[begin Material provided]

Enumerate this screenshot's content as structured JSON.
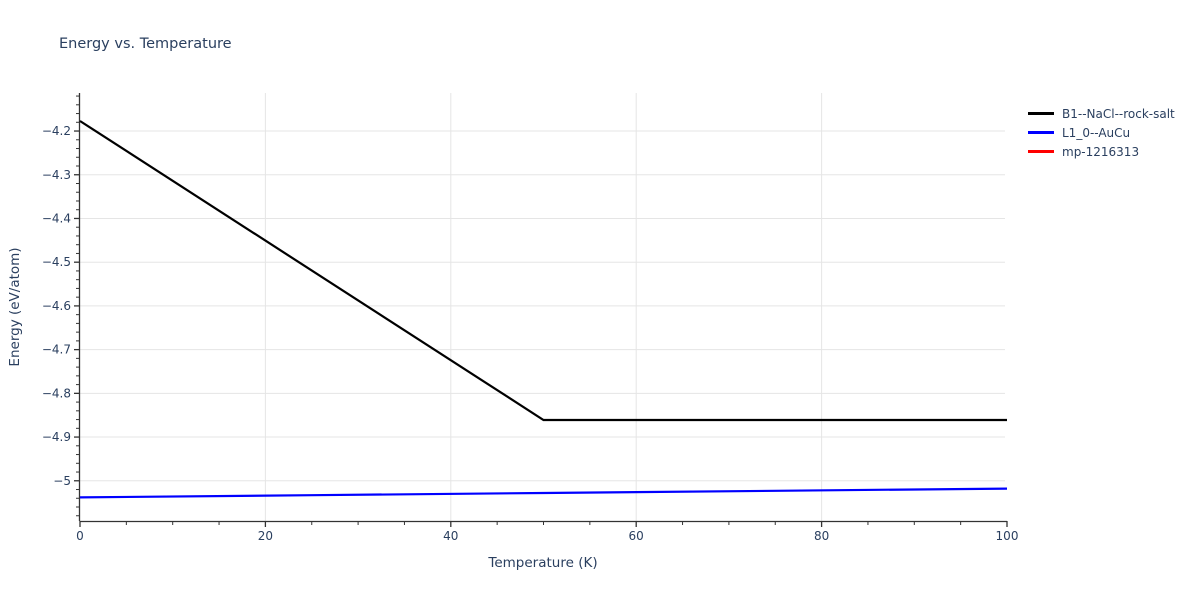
{
  "chart_data": {
    "type": "line",
    "title": "Energy vs. Temperature",
    "xlabel": "Temperature (K)",
    "ylabel": "Energy (eV/atom)",
    "xlim": [
      0,
      100
    ],
    "ylim": [
      -5.092,
      -4.113
    ],
    "grid": {
      "on": true,
      "x_values": [
        20,
        40,
        60,
        80
      ]
    },
    "x_ticks": {
      "values": [
        0,
        20,
        40,
        60,
        80,
        100
      ],
      "labels": [
        "0",
        "20",
        "40",
        "60",
        "80",
        "100"
      ],
      "minor_step": 5
    },
    "y_ticks": {
      "values": [
        -4.2,
        -4.3,
        -4.4,
        -4.5,
        -4.6,
        -4.7,
        -4.8,
        -4.9,
        -5.0
      ],
      "labels": [
        "−4.2",
        "−4.3",
        "−4.4",
        "−4.5",
        "−4.6",
        "−4.7",
        "−4.8",
        "−4.9",
        "−5"
      ],
      "minor_step": 0.02
    },
    "series": [
      {
        "name": "B1--NaCl--rock-salt",
        "color": "#000000",
        "points": [
          [
            0,
            -4.177
          ],
          [
            50,
            -4.861
          ],
          [
            100,
            -4.861
          ]
        ]
      },
      {
        "name": "L1_0--AuCu",
        "color": "#0000ff",
        "points": [
          [
            0,
            -5.038
          ],
          [
            25,
            -5.033
          ],
          [
            50,
            -5.028
          ],
          [
            75,
            -5.023
          ],
          [
            100,
            -5.018
          ]
        ]
      },
      {
        "name": "mp-1216313",
        "color": "#ff0000",
        "points": []
      }
    ],
    "legend_position": "top-right-outside",
    "colors": {
      "text": "#2a3f5f",
      "axis": "#333333",
      "grid": "#e5e5e5",
      "background": "#ffffff"
    }
  }
}
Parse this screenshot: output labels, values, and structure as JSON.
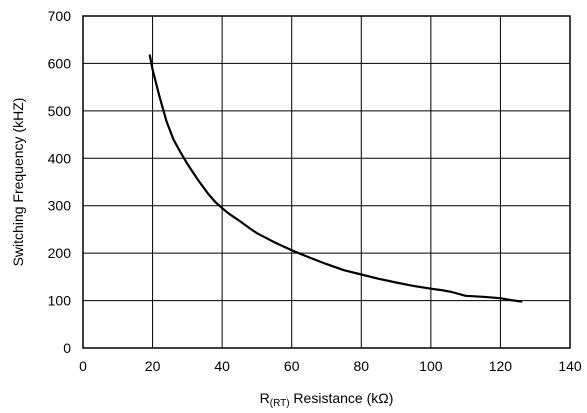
{
  "chart_data": {
    "type": "line",
    "xlabel": {
      "main": "R",
      "sub": "(RT)",
      "rest": " Resistance (kΩ)"
    },
    "ylabel": "Switching Frequency (kHZ)",
    "xlim": [
      0,
      140
    ],
    "ylim": [
      0,
      700
    ],
    "xticks": [
      0,
      20,
      40,
      60,
      80,
      100,
      120,
      140
    ],
    "yticks": [
      0,
      100,
      200,
      300,
      400,
      500,
      600,
      700
    ],
    "grid": true,
    "colors": {
      "line": "#000000",
      "grid": "#000000"
    },
    "series": [
      {
        "x": [
          19.2,
          20,
          22,
          24,
          26,
          28,
          30,
          33,
          36,
          38,
          40,
          42,
          45,
          48,
          50,
          55,
          60,
          65,
          70,
          75,
          80,
          85,
          90,
          95,
          100,
          103,
          106,
          110,
          115,
          120,
          123,
          126
        ],
        "y": [
          617,
          587,
          530,
          478,
          440,
          413,
          388,
          355,
          325,
          308,
          295,
          283,
          268,
          252,
          242,
          223,
          206,
          191,
          177,
          164,
          155,
          146,
          138,
          131,
          125,
          122,
          118,
          110,
          108,
          105,
          101,
          98
        ]
      }
    ]
  }
}
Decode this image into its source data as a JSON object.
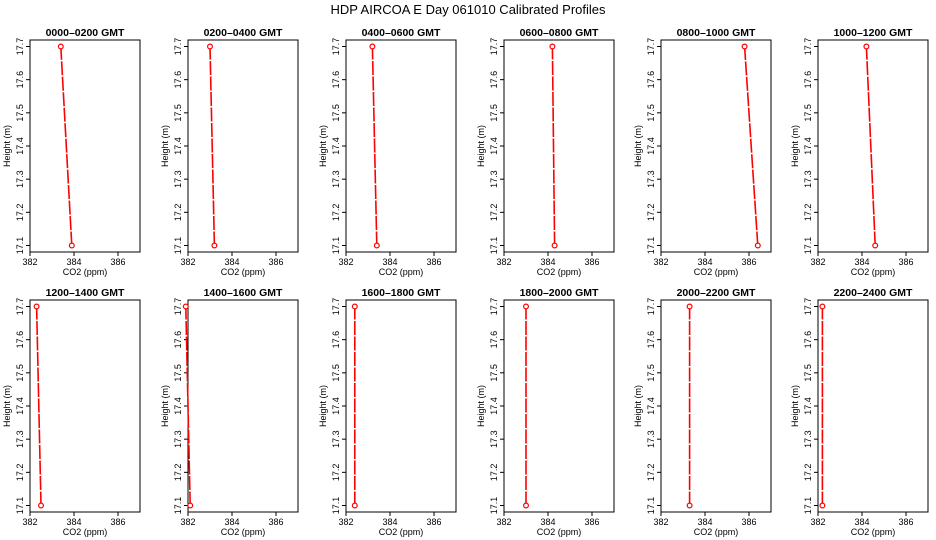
{
  "title": "HDP  AIRCOA E  Day 061010  Calibrated Profiles",
  "chart_data": {
    "type": "line",
    "layout": "2x6 small multiples",
    "xlabel": "CO2 (ppm)",
    "ylabel": "Height (m)",
    "xlim": [
      382,
      387
    ],
    "ylim": [
      17.1,
      17.7
    ],
    "x_ticks": [
      "382",
      "384",
      "386"
    ],
    "y_ticks": [
      "17.1",
      "17.2",
      "17.3",
      "17.4",
      "17.5",
      "17.6",
      "17.7"
    ],
    "heights": [
      17.1,
      17.7
    ],
    "line_color": "#ff0000",
    "marker": "open-circle",
    "panels": [
      {
        "title": "0000–0200 GMT",
        "co2": [
          383.9,
          383.4
        ]
      },
      {
        "title": "0200–0400 GMT",
        "co2": [
          383.2,
          383.0
        ]
      },
      {
        "title": "0400–0600 GMT",
        "co2": [
          383.4,
          383.2
        ]
      },
      {
        "title": "0600–0800 GMT",
        "co2": [
          384.3,
          384.2
        ]
      },
      {
        "title": "0800–1000 GMT",
        "co2": [
          386.4,
          385.8
        ]
      },
      {
        "title": "1000–1200 GMT",
        "co2": [
          384.6,
          384.2
        ]
      },
      {
        "title": "1200–1400 GMT",
        "co2": [
          382.5,
          382.3
        ]
      },
      {
        "title": "1400–1600 GMT",
        "co2": [
          382.1,
          381.9
        ]
      },
      {
        "title": "1600–1800 GMT",
        "co2": [
          382.4,
          382.4
        ]
      },
      {
        "title": "1800–2000 GMT",
        "co2": [
          383.0,
          383.0
        ]
      },
      {
        "title": "2000–2200 GMT",
        "co2": [
          383.3,
          383.3
        ]
      },
      {
        "title": "2200–2400 GMT",
        "co2": [
          382.2,
          382.2
        ]
      }
    ]
  }
}
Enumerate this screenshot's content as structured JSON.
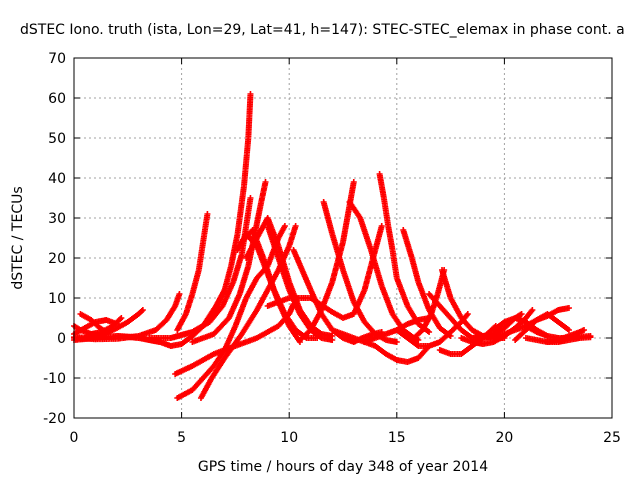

[end Material provided]

Copy every line of the material in which the word "Temperature" occurs.

    "title": "Energy vs. Temperature",
    "xlabel": "Temperature (K)",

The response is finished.